(begin)

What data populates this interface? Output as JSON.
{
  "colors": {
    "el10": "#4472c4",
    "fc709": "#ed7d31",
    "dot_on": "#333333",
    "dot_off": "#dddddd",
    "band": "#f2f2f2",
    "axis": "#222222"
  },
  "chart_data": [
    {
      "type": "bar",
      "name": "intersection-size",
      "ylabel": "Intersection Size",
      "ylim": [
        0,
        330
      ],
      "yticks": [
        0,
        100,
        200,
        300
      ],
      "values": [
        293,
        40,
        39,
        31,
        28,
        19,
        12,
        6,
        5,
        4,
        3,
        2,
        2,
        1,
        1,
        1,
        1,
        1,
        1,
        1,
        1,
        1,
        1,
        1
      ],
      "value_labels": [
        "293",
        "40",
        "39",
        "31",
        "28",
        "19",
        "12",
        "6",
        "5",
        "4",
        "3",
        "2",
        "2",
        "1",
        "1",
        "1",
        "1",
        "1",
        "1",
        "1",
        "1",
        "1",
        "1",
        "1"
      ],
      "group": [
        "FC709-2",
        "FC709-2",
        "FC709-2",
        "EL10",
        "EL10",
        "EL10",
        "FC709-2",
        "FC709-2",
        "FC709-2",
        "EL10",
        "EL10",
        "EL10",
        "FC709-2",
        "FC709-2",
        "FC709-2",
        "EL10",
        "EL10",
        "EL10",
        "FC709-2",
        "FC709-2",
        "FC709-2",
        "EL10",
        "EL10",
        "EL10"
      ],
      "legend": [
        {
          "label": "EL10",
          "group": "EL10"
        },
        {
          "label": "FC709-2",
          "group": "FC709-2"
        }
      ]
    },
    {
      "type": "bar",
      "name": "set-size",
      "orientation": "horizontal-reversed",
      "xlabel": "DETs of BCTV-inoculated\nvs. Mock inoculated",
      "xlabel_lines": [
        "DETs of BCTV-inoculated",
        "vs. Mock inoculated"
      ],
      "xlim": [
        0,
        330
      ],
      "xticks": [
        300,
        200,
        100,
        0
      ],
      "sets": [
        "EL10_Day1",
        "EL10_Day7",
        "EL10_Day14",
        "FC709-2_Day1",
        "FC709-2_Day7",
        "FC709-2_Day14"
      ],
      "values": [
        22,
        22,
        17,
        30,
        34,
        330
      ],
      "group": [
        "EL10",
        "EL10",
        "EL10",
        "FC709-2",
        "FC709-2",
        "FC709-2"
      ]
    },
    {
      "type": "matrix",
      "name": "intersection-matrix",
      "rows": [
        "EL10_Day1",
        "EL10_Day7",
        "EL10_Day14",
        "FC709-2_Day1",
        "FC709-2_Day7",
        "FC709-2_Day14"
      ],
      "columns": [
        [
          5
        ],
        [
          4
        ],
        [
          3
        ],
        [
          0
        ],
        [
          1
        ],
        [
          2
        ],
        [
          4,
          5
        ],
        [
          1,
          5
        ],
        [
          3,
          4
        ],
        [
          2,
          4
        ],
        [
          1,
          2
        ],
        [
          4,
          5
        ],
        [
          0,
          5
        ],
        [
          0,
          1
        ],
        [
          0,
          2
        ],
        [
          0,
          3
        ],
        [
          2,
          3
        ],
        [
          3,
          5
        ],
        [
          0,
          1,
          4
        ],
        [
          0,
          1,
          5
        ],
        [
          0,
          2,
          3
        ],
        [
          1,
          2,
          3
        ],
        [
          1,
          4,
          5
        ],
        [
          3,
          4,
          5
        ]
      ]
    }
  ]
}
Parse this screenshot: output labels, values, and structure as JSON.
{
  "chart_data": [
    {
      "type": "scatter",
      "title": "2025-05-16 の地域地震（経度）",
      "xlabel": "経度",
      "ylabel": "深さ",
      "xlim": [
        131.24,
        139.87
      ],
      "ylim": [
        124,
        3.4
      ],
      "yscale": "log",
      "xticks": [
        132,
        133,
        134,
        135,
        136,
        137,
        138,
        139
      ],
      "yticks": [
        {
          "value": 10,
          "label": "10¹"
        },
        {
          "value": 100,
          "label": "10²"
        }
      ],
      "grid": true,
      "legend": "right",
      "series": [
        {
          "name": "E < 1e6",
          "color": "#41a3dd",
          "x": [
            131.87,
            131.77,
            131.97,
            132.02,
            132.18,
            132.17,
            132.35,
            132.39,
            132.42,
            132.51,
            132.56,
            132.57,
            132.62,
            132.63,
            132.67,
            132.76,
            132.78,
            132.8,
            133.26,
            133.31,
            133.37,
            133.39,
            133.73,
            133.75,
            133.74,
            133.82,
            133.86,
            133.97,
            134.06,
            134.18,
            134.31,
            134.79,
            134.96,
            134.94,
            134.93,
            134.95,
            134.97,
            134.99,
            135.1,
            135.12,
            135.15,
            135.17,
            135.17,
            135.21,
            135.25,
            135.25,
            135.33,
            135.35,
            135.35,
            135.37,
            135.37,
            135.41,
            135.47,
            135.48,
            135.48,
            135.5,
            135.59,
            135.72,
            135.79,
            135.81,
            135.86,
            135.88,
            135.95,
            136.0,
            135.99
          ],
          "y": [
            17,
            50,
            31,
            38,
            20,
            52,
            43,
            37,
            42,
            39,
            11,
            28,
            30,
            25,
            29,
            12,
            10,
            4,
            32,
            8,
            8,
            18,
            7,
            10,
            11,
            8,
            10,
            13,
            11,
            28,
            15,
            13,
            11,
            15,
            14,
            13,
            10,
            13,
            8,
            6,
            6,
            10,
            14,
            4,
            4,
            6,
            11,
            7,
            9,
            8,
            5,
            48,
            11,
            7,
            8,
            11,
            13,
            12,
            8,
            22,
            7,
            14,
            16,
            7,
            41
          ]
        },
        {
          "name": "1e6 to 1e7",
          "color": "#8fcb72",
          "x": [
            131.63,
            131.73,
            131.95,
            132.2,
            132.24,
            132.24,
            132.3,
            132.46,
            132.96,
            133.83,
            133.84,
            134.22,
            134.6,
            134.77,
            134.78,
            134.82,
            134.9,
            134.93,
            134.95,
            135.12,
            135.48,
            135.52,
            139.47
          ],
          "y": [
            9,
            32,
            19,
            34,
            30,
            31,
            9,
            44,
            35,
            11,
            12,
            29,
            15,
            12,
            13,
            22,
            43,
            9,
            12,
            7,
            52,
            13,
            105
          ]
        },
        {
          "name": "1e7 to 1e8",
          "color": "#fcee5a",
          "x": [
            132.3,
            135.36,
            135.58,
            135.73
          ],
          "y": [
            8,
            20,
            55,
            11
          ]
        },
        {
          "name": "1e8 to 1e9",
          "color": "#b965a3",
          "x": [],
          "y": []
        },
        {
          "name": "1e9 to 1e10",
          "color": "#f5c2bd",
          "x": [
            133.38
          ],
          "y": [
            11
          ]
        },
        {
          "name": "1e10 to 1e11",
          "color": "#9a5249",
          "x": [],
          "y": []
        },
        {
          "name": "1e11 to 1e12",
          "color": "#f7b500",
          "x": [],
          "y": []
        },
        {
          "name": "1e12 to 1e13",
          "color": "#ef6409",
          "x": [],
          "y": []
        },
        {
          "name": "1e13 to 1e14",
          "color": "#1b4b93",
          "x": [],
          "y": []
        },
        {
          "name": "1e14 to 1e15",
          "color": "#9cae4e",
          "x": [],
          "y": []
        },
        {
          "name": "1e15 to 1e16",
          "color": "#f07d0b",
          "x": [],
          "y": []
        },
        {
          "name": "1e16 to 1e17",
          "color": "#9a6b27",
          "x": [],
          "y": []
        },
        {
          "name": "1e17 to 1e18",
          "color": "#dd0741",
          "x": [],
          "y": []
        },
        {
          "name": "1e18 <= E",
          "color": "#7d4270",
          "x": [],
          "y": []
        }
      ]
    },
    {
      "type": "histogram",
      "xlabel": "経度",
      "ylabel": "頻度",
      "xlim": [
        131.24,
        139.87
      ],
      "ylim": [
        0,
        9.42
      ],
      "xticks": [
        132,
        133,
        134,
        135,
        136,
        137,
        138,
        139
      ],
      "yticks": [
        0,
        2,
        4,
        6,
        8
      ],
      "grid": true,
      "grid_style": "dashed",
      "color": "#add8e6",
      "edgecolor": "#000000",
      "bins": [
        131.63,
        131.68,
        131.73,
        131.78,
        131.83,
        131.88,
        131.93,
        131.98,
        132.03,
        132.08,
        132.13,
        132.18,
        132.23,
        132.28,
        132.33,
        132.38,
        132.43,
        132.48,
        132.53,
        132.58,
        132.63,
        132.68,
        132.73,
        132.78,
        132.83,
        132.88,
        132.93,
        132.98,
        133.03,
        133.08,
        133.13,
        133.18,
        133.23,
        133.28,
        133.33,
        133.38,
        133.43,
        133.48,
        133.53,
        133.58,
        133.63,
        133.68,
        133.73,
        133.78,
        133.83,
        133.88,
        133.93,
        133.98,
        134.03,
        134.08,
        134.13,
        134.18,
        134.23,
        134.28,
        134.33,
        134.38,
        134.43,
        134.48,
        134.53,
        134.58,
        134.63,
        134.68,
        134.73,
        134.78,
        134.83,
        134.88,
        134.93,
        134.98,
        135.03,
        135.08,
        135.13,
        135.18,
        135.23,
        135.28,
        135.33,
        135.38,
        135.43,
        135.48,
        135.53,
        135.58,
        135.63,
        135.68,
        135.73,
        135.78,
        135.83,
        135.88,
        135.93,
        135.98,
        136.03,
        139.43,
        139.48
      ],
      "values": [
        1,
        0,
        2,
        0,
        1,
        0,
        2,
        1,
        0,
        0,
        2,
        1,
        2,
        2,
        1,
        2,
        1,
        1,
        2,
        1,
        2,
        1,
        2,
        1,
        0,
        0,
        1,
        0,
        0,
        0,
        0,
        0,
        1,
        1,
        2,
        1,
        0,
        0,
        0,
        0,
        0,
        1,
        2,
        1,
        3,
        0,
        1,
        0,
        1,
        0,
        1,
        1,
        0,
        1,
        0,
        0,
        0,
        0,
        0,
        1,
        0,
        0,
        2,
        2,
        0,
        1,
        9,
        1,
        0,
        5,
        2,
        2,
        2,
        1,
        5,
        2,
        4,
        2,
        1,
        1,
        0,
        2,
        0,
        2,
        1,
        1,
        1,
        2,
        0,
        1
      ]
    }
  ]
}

(end)

• [Set problem]: Return, from the data, each line that has the word "inoculated" in it.

• [Reply to the task]:
      "xlabel": "DETs of BCTV-inoculated\nvs. Mock inoculated",
        "DETs of BCTV-inoculated",
        "vs. Mock inoculated"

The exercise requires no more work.